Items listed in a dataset
--- begin ---

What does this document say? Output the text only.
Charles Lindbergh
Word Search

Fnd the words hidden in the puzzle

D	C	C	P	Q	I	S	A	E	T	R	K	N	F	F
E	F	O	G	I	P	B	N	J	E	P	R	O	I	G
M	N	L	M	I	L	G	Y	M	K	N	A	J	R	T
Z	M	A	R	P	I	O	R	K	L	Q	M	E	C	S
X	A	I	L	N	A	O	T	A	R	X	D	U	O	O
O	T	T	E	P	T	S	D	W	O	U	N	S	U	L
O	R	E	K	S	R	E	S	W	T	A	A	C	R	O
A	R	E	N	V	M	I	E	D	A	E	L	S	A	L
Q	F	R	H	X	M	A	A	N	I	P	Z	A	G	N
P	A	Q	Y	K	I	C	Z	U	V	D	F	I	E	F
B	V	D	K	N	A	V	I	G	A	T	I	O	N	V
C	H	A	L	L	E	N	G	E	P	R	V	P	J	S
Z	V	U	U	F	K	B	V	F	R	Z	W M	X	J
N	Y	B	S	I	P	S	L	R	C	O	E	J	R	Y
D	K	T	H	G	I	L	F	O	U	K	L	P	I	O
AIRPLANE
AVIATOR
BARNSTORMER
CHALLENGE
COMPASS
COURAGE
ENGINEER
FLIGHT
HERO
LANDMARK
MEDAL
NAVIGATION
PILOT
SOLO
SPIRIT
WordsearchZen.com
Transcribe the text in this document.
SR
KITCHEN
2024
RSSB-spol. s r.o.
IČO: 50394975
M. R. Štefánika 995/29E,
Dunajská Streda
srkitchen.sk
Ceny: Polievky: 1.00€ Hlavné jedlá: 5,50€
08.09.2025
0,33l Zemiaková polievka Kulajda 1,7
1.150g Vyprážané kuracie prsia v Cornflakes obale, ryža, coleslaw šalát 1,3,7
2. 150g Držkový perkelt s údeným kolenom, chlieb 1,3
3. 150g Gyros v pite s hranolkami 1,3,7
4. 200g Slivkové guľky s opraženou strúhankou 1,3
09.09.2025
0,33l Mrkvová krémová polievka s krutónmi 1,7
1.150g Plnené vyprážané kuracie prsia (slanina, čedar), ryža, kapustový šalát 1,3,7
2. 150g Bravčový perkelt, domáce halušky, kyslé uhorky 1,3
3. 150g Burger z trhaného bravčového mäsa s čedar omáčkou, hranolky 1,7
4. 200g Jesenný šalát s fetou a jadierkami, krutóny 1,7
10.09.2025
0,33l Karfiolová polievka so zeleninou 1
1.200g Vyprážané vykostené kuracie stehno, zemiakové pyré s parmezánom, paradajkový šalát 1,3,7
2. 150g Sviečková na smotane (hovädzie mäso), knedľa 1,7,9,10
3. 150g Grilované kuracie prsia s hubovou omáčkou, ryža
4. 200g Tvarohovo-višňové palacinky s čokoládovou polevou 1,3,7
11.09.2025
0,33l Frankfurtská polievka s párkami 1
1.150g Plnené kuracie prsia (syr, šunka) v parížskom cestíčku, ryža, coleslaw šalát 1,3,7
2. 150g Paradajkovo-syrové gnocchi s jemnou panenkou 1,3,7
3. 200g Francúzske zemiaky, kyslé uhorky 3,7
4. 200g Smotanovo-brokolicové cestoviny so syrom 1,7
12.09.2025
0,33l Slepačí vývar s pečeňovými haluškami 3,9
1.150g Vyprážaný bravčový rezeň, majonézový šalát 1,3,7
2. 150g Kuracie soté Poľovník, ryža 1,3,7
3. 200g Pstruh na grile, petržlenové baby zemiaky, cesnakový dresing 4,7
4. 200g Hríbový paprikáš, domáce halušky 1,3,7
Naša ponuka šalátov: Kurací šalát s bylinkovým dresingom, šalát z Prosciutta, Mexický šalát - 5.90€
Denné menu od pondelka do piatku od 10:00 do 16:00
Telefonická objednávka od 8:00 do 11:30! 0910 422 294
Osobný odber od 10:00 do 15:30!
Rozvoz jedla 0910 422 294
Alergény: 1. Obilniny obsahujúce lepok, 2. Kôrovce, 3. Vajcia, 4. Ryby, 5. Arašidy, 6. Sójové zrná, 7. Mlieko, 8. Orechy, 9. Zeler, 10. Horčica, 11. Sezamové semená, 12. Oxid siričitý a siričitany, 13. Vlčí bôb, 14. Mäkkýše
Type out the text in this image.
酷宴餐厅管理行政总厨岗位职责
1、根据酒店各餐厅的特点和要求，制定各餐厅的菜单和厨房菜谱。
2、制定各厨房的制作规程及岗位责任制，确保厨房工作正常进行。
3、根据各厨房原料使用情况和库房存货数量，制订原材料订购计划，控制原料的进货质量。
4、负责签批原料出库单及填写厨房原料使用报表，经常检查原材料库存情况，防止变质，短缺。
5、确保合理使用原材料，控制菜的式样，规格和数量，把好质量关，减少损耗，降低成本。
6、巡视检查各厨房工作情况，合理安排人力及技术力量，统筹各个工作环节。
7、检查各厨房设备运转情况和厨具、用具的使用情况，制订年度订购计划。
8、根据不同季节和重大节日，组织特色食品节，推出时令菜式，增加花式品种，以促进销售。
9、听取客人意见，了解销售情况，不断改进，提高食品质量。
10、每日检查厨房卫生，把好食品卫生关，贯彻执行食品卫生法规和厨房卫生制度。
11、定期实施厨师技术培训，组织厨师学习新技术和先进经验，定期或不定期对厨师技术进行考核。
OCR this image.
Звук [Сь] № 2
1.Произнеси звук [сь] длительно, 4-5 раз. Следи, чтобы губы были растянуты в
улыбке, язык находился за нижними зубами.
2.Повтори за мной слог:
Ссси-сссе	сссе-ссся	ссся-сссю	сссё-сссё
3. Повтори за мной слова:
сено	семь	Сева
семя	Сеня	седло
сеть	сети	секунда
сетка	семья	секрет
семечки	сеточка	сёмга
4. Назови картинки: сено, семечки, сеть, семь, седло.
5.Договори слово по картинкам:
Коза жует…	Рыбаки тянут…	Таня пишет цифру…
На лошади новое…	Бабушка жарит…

--- end ---

TASK BRIEF => Repeat the entries above exactly, leaving nothing out.

COMPLETE ANSWER =>
What does this document say? Output the text only.
Charles Lindbergh
Word Search

Fnd the words hidden in the puzzle

D	C	C	P	Q	I	S	A	E	T	R	K	N	F	F
E	F	O	G	I	P	B	N	J	E	P	R	O	I	G
M	N	L	M	I	L	G	Y	M	K	N	A	J	R	T
Z	M	A	R	P	I	O	R	K	L	Q	M	E	C	S
X	A	I	L	N	A	O	T	A	R	X	D	U	O	O
O	T	T	E	P	T	S	D	W	O	U	N	S	U	L
O	R	E	K	S	R	E	S	W	T	A	A	C	R	O
A	R	E	N	V	M	I	E	D	A	E	L	S	A	L
Q	F	R	H	X	M	A	A	N	I	P	Z	A	G	N
P	A	Q	Y	K	I	C	Z	U	V	D	F	I	E	F
B	V	D	K	N	A	V	I	G	A	T	I	O	N	V
C	H	A	L	L	E	N	G	E	P	R	V	P	J	S
Z	V	U	U	F	K	B	V	F	R	Z	W M	X	J
N	Y	B	S	I	P	S	L	R	C	O	E	J	R	Y
D	K	T	H	G	I	L	F	O	U	K	L	P	I	O
AIRPLANE
AVIATOR
BARNSTORMER
CHALLENGE
COMPASS
COURAGE
ENGINEER
FLIGHT
HERO
LANDMARK
MEDAL
NAVIGATION
PILOT
SOLO
SPIRIT
WordsearchZen.com
Transcribe the text in this document.
SR
KITCHEN
2024
RSSB-spol. s r.o.
IČO: 50394975
M. R. Štefánika 995/29E,
Dunajská Streda
srkitchen.sk
Ceny: Polievky: 1.00€ Hlavné jedlá: 5,50€
08.09.2025
0,33l Zemiaková polievka Kulajda 1,7
1.150g Vyprážané kuracie prsia v Cornflakes obale, ryža, coleslaw šalát 1,3,7
2. 150g Držkový perkelt s údeným kolenom, chlieb 1,3
3. 150g Gyros v pite s hranolkami 1,3,7
4. 200g Slivkové guľky s opraženou strúhankou 1,3
09.09.2025
0,33l Mrkvová krémová polievka s krutónmi 1,7
1.150g Plnené vyprážané kuracie prsia (slanina, čedar), ryža, kapustový šalát 1,3,7
2. 150g Bravčový perkelt, domáce halušky, kyslé uhorky 1,3
3. 150g Burger z trhaného bravčového mäsa s čedar omáčkou, hranolky 1,7
4. 200g Jesenný šalát s fetou a jadierkami, krutóny 1,7
10.09.2025
0,33l Karfiolová polievka so zeleninou 1
1.200g Vyprážané vykostené kuracie stehno, zemiakové pyré s parmezánom, paradajkový šalát 1,3,7
2. 150g Sviečková na smotane (hovädzie mäso), knedľa 1,7,9,10
3. 150g Grilované kuracie prsia s hubovou omáčkou, ryža
4. 200g Tvarohovo-višňové palacinky s čokoládovou polevou 1,3,7
11.09.2025
0,33l Frankfurtská polievka s párkami 1
1.150g Plnené kuracie prsia (syr, šunka) v parížskom cestíčku, ryža, coleslaw šalát 1,3,7
2. 150g Paradajkovo-syrové gnocchi s jemnou panenkou 1,3,7
3. 200g Francúzske zemiaky, kyslé uhorky 3,7
4. 200g Smotanovo-brokolicové cestoviny so syrom 1,7
12.09.2025
0,33l Slepačí vývar s pečeňovými haluškami 3,9
1.150g Vyprážaný bravčový rezeň, majonézový šalát 1,3,7
2. 150g Kuracie soté Poľovník, ryža 1,3,7
3. 200g Pstruh na grile, petržlenové baby zemiaky, cesnakový dresing 4,7
4. 200g Hríbový paprikáš, domáce halušky 1,3,7
Naša ponuka šalátov: Kurací šalát s bylinkovým dresingom, šalát z Prosciutta, Mexický šalát - 5.90€
Denné menu od pondelka do piatku od 10:00 do 16:00
Telefonická objednávka od 8:00 do 11:30! 0910 422 294
Osobný odber od 10:00 do 15:30!
Rozvoz jedla 0910 422 294
Alergény: 1. Obilniny obsahujúce lepok, 2. Kôrovce, 3. Vajcia, 4. Ryby, 5. Arašidy, 6. Sójové zrná, 7. Mlieko, 8. Orechy, 9. Zeler, 10. Horčica, 11. Sezamové semená, 12. Oxid siričitý a siričitany, 13. Vlčí bôb, 14. Mäkkýše
Type out the text in this image.
酷宴餐厅管理行政总厨岗位职责
1、根据酒店各餐厅的特点和要求，制定各餐厅的菜单和厨房菜谱。
2、制定各厨房的制作规程及岗位责任制，确保厨房工作正常进行。
3、根据各厨房原料使用情况和库房存货数量，制订原材料订购计划，控制原料的进货质量。
4、负责签批原料出库单及填写厨房原料使用报表，经常检查原材料库存情况，防止变质，短缺。
5、确保合理使用原材料，控制菜的式样，规格和数量，把好质量关，减少损耗，降低成本。
6、巡视检查各厨房工作情况，合理安排人力及技术力量，统筹各个工作环节。
7、检查各厨房设备运转情况和厨具、用具的使用情况，制订年度订购计划。
8、根据不同季节和重大节日，组织特色食品节，推出时令菜式，增加花式品种，以促进销售。
9、听取客人意见，了解销售情况，不断改进，提高食品质量。
10、每日检查厨房卫生，把好食品卫生关，贯彻执行食品卫生法规和厨房卫生制度。
11、定期实施厨师技术培训，组织厨师学习新技术和先进经验，定期或不定期对厨师技术进行考核。
OCR this image.
Звук [Сь] № 2
1.Произнеси звук [сь] длительно, 4-5 раз. Следи, чтобы губы были растянуты в
улыбке, язык находился за нижними зубами.
2.Повтори за мной слог:
Ссси-сссе	сссе-ссся	ссся-сссю	сссё-сссё
3. Повтори за мной слова:
сено	семь	Сева
семя	Сеня	седло
сеть	сети	секунда
сетка	семья	секрет
семечки	сеточка	сёмга
4. Назови картинки: сено, семечки, сеть, семь, седло.
5.Договори слово по картинкам:
Коза жует…	Рыбаки тянут…	Таня пишет цифру…
На лошади новое…	Бабушка жарит…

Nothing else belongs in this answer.